Given problem: All the data should come back exactly as it was given.

Materials provided:
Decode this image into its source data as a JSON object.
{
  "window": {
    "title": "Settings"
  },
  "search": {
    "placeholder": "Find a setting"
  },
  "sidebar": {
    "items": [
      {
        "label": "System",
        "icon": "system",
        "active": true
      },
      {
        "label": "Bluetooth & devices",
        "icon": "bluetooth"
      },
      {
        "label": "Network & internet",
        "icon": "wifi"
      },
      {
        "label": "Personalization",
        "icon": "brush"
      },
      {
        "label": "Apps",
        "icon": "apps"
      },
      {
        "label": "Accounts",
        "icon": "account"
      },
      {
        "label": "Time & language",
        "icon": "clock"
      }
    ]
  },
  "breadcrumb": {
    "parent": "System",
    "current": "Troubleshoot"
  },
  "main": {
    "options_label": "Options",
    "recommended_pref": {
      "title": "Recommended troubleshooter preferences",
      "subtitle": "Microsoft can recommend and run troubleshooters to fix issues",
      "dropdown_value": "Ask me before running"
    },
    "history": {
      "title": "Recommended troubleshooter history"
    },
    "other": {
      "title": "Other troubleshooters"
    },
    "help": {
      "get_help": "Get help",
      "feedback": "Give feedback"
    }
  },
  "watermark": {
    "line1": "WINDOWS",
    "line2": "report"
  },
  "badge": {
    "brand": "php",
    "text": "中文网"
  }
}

Written answer:
Decode this image into its source data as a JSON object.
{
  "window": {
    "title": "Settings"
  },
  "search": {
    "placeholder": "Find a setting"
  },
  "sidebar": {
    "items": [
      {
        "label": "System",
        "icon": "system",
        "active": true
      },
      {
        "label": "Bluetooth & devices",
        "icon": "bluetooth"
      },
      {
        "label": "Network & internet",
        "icon": "wifi"
      },
      {
        "label": "Personalization",
        "icon": "brush"
      },
      {
        "label": "Apps",
        "icon": "apps"
      },
      {
        "label": "Accounts",
        "icon": "account"
      },
      {
        "label": "Time & language",
        "icon": "clock"
      }
    ]
  },
  "breadcrumb": {
    "parent": "System",
    "current": "Troubleshoot"
  },
  "main": {
    "options_label": "Options",
    "recommended_pref": {
      "title": "Recommended troubleshooter preferences",
      "subtitle": "Microsoft can recommend and run troubleshooters to fix issues",
      "dropdown_value": "Ask me before running"
    },
    "history": {
      "title": "Recommended troubleshooter history"
    },
    "other": {
      "title": "Other troubleshooters"
    },
    "help": {
      "get_help": "Get help",
      "feedback": "Give feedback"
    }
  },
  "watermark": {
    "line1": "WINDOWS",
    "line2": "report"
  },
  "badge": {
    "brand": "php",
    "text": "中文网"
  }
}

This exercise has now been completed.